GIVEN EXERCISE: State how many lines include "Bâties", giving the number by itself.

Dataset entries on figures
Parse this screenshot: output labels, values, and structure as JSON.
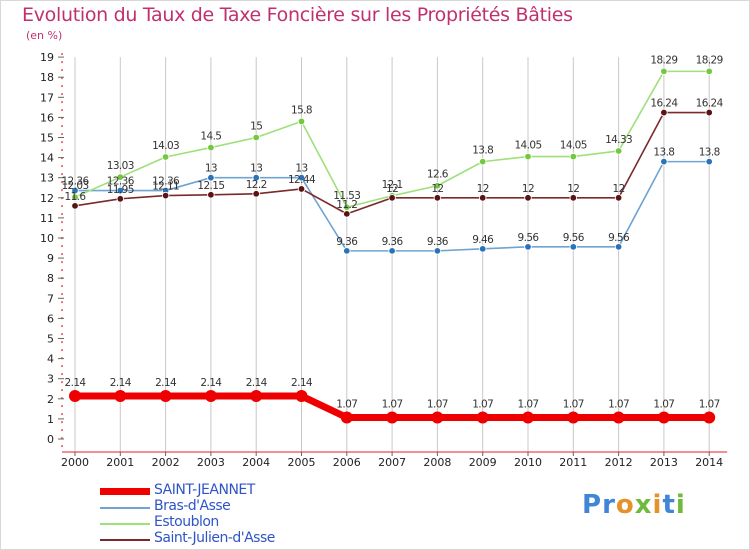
{
  "title": "Evolution du Taux de Taxe Foncière sur les Propriétés Bâties",
  "subtitle": "(en %)",
  "logo": {
    "parts": [
      {
        "text": "P",
        "color": "#3f86d6"
      },
      {
        "text": "r",
        "color": "#3f86d6"
      },
      {
        "text": "o",
        "color": "#e6922a"
      },
      {
        "text": "x",
        "color": "#6fba3a"
      },
      {
        "text": "i",
        "color": "#e6922a"
      },
      {
        "text": "t",
        "color": "#3f86d6"
      },
      {
        "text": "i",
        "color": "#6fba3a"
      }
    ]
  },
  "chart_data": {
    "type": "line",
    "title": "Evolution du Taux de Taxe Foncière sur les Propriétés Bâties",
    "ylabel": "(en %)",
    "xlabel": "",
    "ylim": [
      0,
      19
    ],
    "yticks": [
      "0",
      "1",
      "2",
      "3",
      "4",
      "5",
      "6",
      "7",
      "8",
      "9",
      "10",
      "11",
      "12",
      "13",
      "14",
      "15",
      "16",
      "17",
      "18",
      "19"
    ],
    "categories": [
      "2000",
      "2001",
      "2002",
      "2003",
      "2004",
      "2005",
      "2006",
      "2007",
      "2008",
      "2009",
      "2010",
      "2011",
      "2012",
      "2013",
      "2014"
    ],
    "legend_position": "bottom-left",
    "series": [
      {
        "name": "SAINT-JEANNET",
        "color": "#ee0000",
        "marker": "#ee0000",
        "values": [
          2.14,
          2.14,
          2.14,
          2.14,
          2.14,
          2.14,
          1.07,
          1.07,
          1.07,
          1.07,
          1.07,
          1.07,
          1.07,
          1.07,
          1.07
        ],
        "labels": [
          "2.14",
          "2.14",
          "2.14",
          "2.14",
          "2.14",
          "2.14",
          "1.07",
          "1.07",
          "1.07",
          "1.07",
          "1.07",
          "1.07",
          "1.07",
          "1.07",
          "1.07"
        ]
      },
      {
        "name": "Bras-d'Asse",
        "color": "#6fa3d1",
        "marker": "#2a73b8",
        "values": [
          12.36,
          12.36,
          12.36,
          13,
          13,
          13,
          9.36,
          9.36,
          9.36,
          9.46,
          9.56,
          9.56,
          9.56,
          13.8,
          13.8
        ],
        "labels": [
          "12.36",
          "12.36",
          "12.36",
          "13",
          "13",
          "13",
          "9.36",
          "9.36",
          "9.36",
          "9.46",
          "9.56",
          "9.56",
          "9.56",
          "13.8",
          "13.8"
        ]
      },
      {
        "name": "Estoublon",
        "color": "#9ee07a",
        "marker": "#72c83e",
        "values": [
          12.03,
          13.03,
          14.03,
          14.5,
          15,
          15.8,
          11.53,
          12.1,
          12.6,
          13.8,
          14.05,
          14.05,
          14.33,
          18.29,
          18.29
        ],
        "labels": [
          "12.03",
          "13.03",
          "14.03",
          "14.5",
          "15",
          "15.8",
          "11.53",
          "12.1",
          "12.6",
          "13.8",
          "14.05",
          "14.05",
          "14.33",
          "18.29",
          "18.29"
        ]
      },
      {
        "name": "Saint-Julien-d'Asse",
        "color": "#7a2a2a",
        "marker": "#5a1414",
        "values": [
          11.6,
          11.95,
          12.11,
          12.15,
          12.2,
          12.44,
          11.2,
          12,
          12,
          12,
          12,
          12,
          12,
          16.24,
          16.24
        ],
        "labels": [
          "11.6",
          "11.95",
          "12.11",
          "12.15",
          "12.2",
          "12.44",
          "11.2",
          "12",
          "12",
          "12",
          "12",
          "12",
          "12",
          "16.24",
          "16.24"
        ]
      }
    ]
  }
}
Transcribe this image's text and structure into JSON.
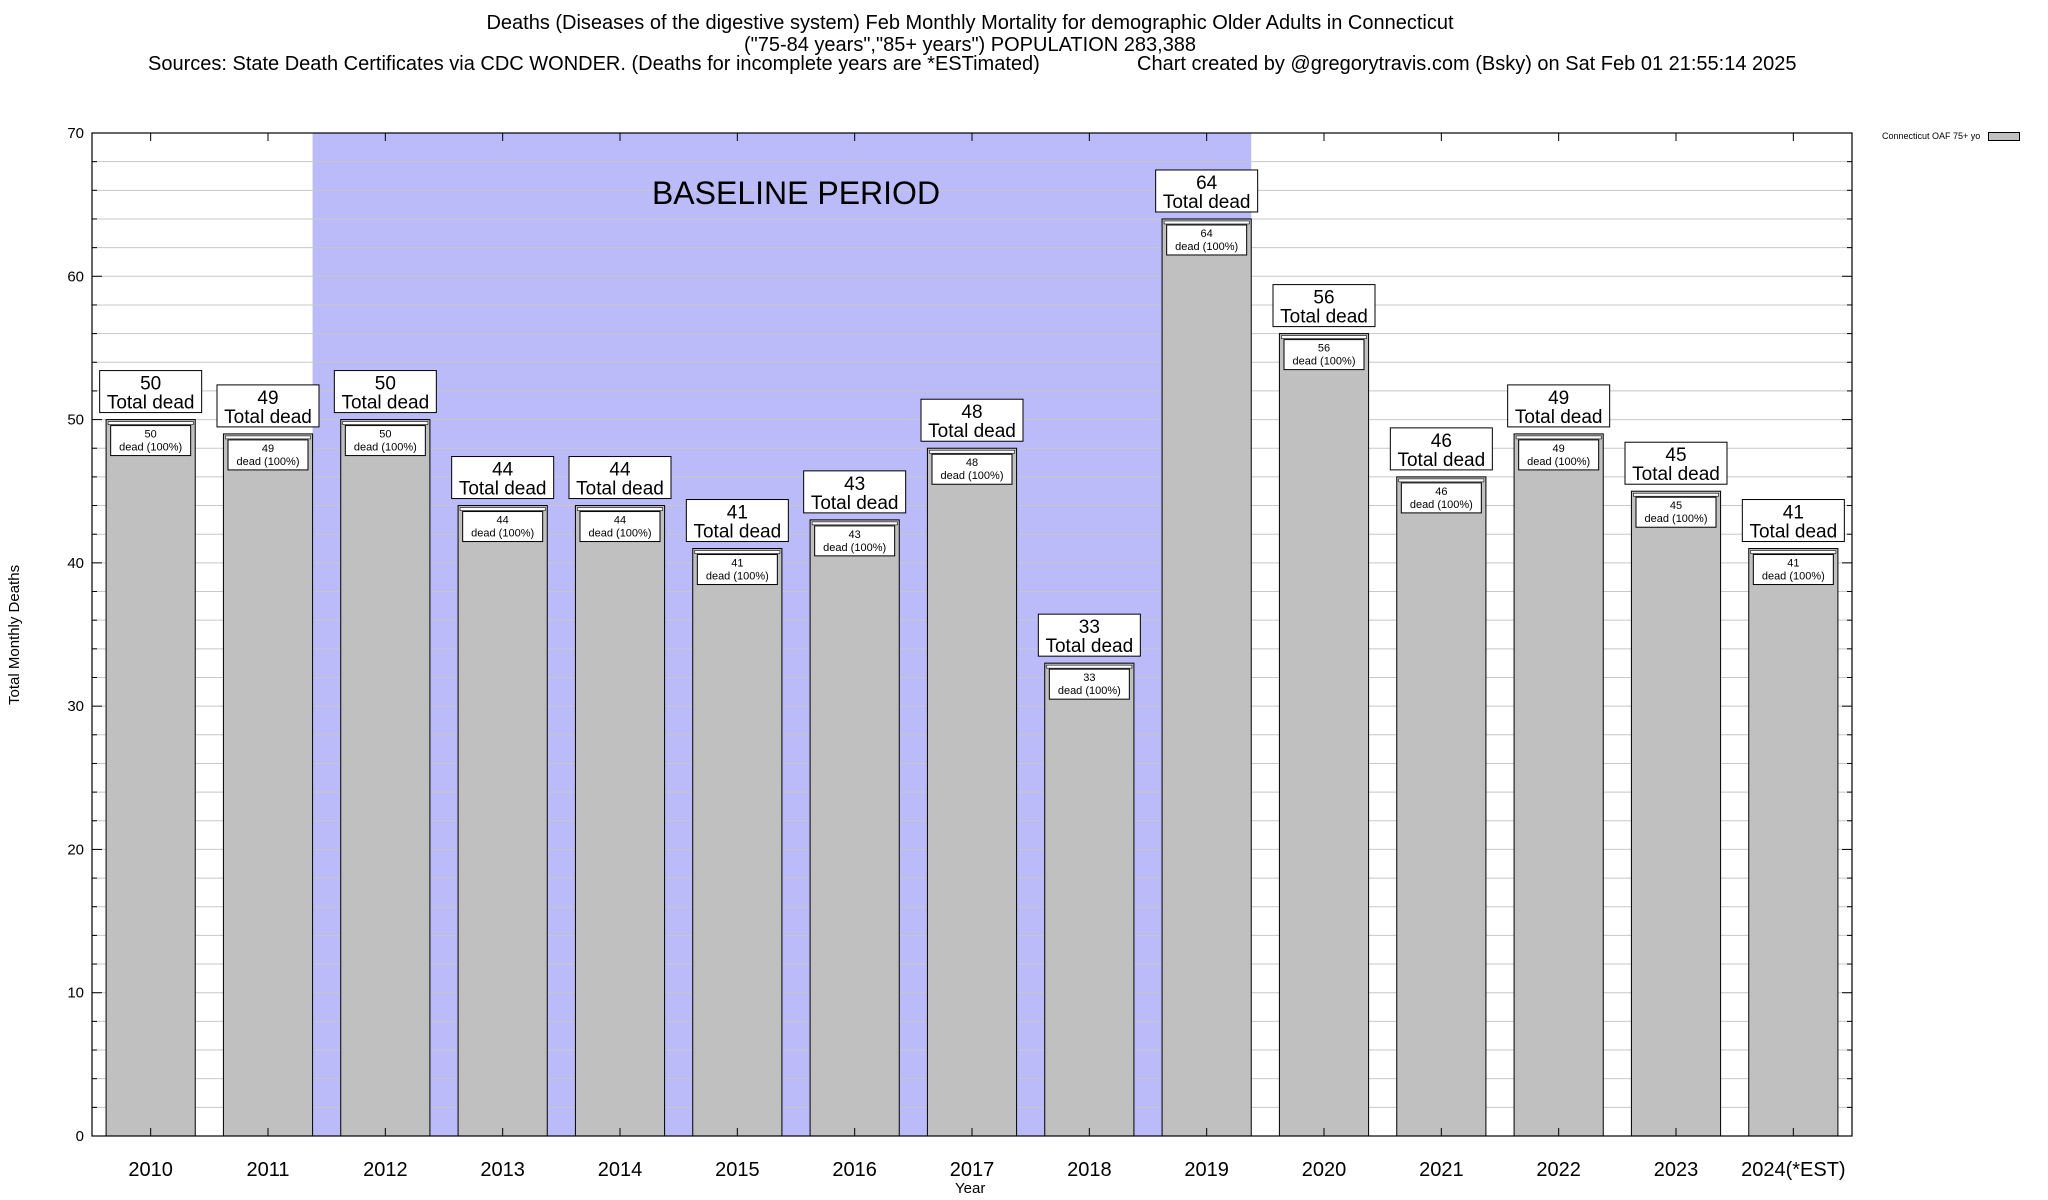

EXERCISE SOLUTION: 2